Faithfully return all lines, omitting every embedded picture.

## [Task input]
%%
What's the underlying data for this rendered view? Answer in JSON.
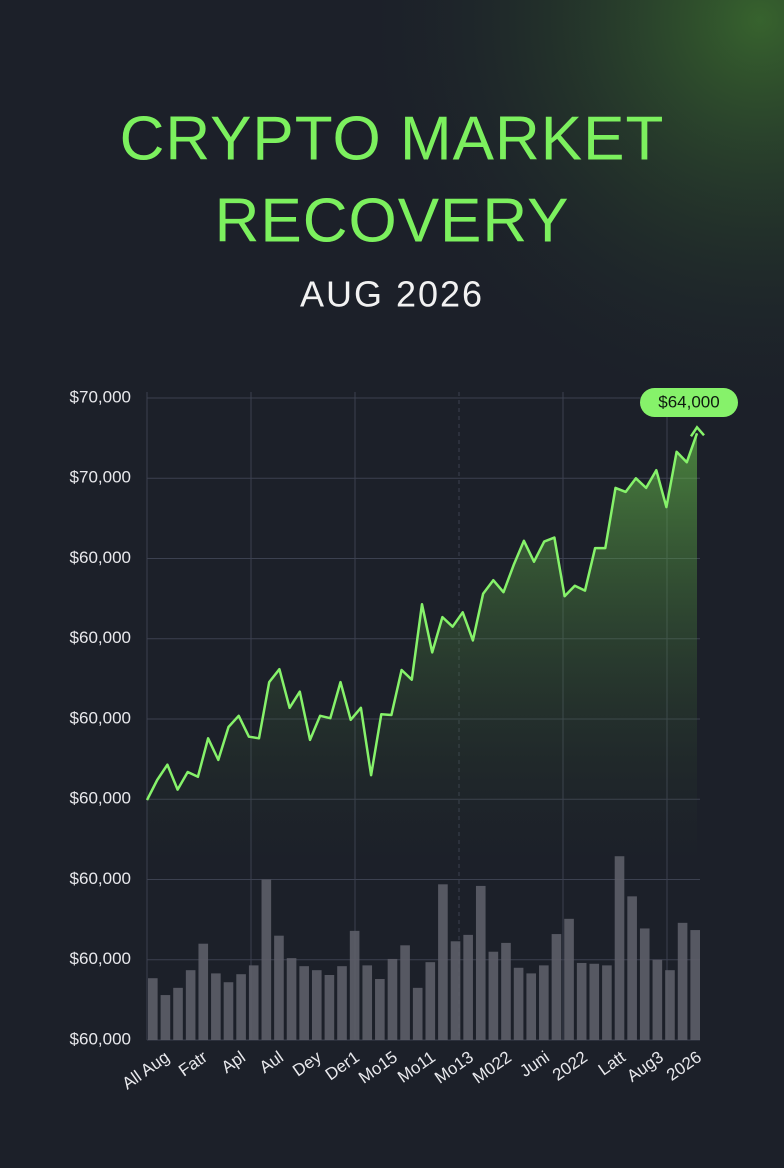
{
  "chart_data": {
    "type": "line",
    "title": "CRYPTO MARKET RECOVERY",
    "subtitle": "AUG 2026",
    "annotation": "$64,000",
    "ylim": [
      0,
      8
    ],
    "yticks": [
      {
        "value": 0,
        "label": "$60,000"
      },
      {
        "value": 1,
        "label": "$60,000"
      },
      {
        "value": 2,
        "label": "$60,000"
      },
      {
        "value": 3,
        "label": "$60,000"
      },
      {
        "value": 4,
        "label": "$60,000"
      },
      {
        "value": 5,
        "label": "$60,000"
      },
      {
        "value": 6,
        "label": "$60,000"
      },
      {
        "value": 7,
        "label": "$70,000"
      },
      {
        "value": 8,
        "label": "$70,000"
      }
    ],
    "x_labels": [
      "All Aug",
      "Fatr",
      "Apl",
      "Aul",
      "Dey",
      "Der1",
      "Mo15",
      "Mo11",
      "Mo13",
      "M022",
      "Juni",
      "2022",
      "Latt",
      "Aug3",
      "2026"
    ],
    "line_color": "#86f26a",
    "values": [
      2.99,
      3.24,
      3.43,
      3.12,
      3.34,
      3.28,
      3.76,
      3.49,
      3.9,
      4.04,
      3.78,
      3.76,
      4.46,
      4.62,
      4.14,
      4.34,
      3.74,
      4.04,
      4.01,
      4.46,
      3.99,
      4.14,
      3.3,
      4.06,
      4.05,
      4.61,
      4.49,
      5.43,
      4.83,
      5.27,
      5.15,
      5.33,
      4.98,
      5.56,
      5.73,
      5.58,
      5.92,
      6.22,
      5.96,
      6.21,
      6.26,
      5.53,
      5.66,
      5.6,
      6.13,
      6.13,
      6.88,
      6.83,
      7.0,
      6.88,
      7.1,
      6.64,
      7.33,
      7.2,
      7.56
    ],
    "bar_color": "#5d5e68",
    "bar_values": [
      0.77,
      0.56,
      0.65,
      0.87,
      1.2,
      0.83,
      0.72,
      0.82,
      0.93,
      2.0,
      1.3,
      1.02,
      0.92,
      0.87,
      0.81,
      0.92,
      1.36,
      0.93,
      0.76,
      1.01,
      1.18,
      0.65,
      0.97,
      1.94,
      1.23,
      1.31,
      1.92,
      1.1,
      1.21,
      0.9,
      0.83,
      0.93,
      1.32,
      1.51,
      0.96,
      0.95,
      0.93,
      2.29,
      1.79,
      1.39,
      1.0,
      0.87,
      1.46,
      1.37
    ]
  }
}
%%
## [Final answer]
What's the underlying data for this rendered view? Answer in JSON.
{
  "chart_data": {
    "type": "line",
    "title": "CRYPTO MARKET RECOVERY",
    "subtitle": "AUG 2026",
    "annotation": "$64,000",
    "ylim": [
      0,
      8
    ],
    "yticks": [
      {
        "value": 0,
        "label": "$60,000"
      },
      {
        "value": 1,
        "label": "$60,000"
      },
      {
        "value": 2,
        "label": "$60,000"
      },
      {
        "value": 3,
        "label": "$60,000"
      },
      {
        "value": 4,
        "label": "$60,000"
      },
      {
        "value": 5,
        "label": "$60,000"
      },
      {
        "value": 6,
        "label": "$60,000"
      },
      {
        "value": 7,
        "label": "$70,000"
      },
      {
        "value": 8,
        "label": "$70,000"
      }
    ],
    "x_labels": [
      "All Aug",
      "Fatr",
      "Apl",
      "Aul",
      "Dey",
      "Der1",
      "Mo15",
      "Mo11",
      "Mo13",
      "M022",
      "Juni",
      "2022",
      "Latt",
      "Aug3",
      "2026"
    ],
    "line_color": "#86f26a",
    "values": [
      2.99,
      3.24,
      3.43,
      3.12,
      3.34,
      3.28,
      3.76,
      3.49,
      3.9,
      4.04,
      3.78,
      3.76,
      4.46,
      4.62,
      4.14,
      4.34,
      3.74,
      4.04,
      4.01,
      4.46,
      3.99,
      4.14,
      3.3,
      4.06,
      4.05,
      4.61,
      4.49,
      5.43,
      4.83,
      5.27,
      5.15,
      5.33,
      4.98,
      5.56,
      5.73,
      5.58,
      5.92,
      6.22,
      5.96,
      6.21,
      6.26,
      5.53,
      5.66,
      5.6,
      6.13,
      6.13,
      6.88,
      6.83,
      7.0,
      6.88,
      7.1,
      6.64,
      7.33,
      7.2,
      7.56
    ],
    "bar_color": "#5d5e68",
    "bar_values": [
      0.77,
      0.56,
      0.65,
      0.87,
      1.2,
      0.83,
      0.72,
      0.82,
      0.93,
      2.0,
      1.3,
      1.02,
      0.92,
      0.87,
      0.81,
      0.92,
      1.36,
      0.93,
      0.76,
      1.01,
      1.18,
      0.65,
      0.97,
      1.94,
      1.23,
      1.31,
      1.92,
      1.1,
      1.21,
      0.9,
      0.83,
      0.93,
      1.32,
      1.51,
      0.96,
      0.95,
      0.93,
      2.29,
      1.79,
      1.39,
      1.0,
      0.87,
      1.46,
      1.37
    ]
  }
}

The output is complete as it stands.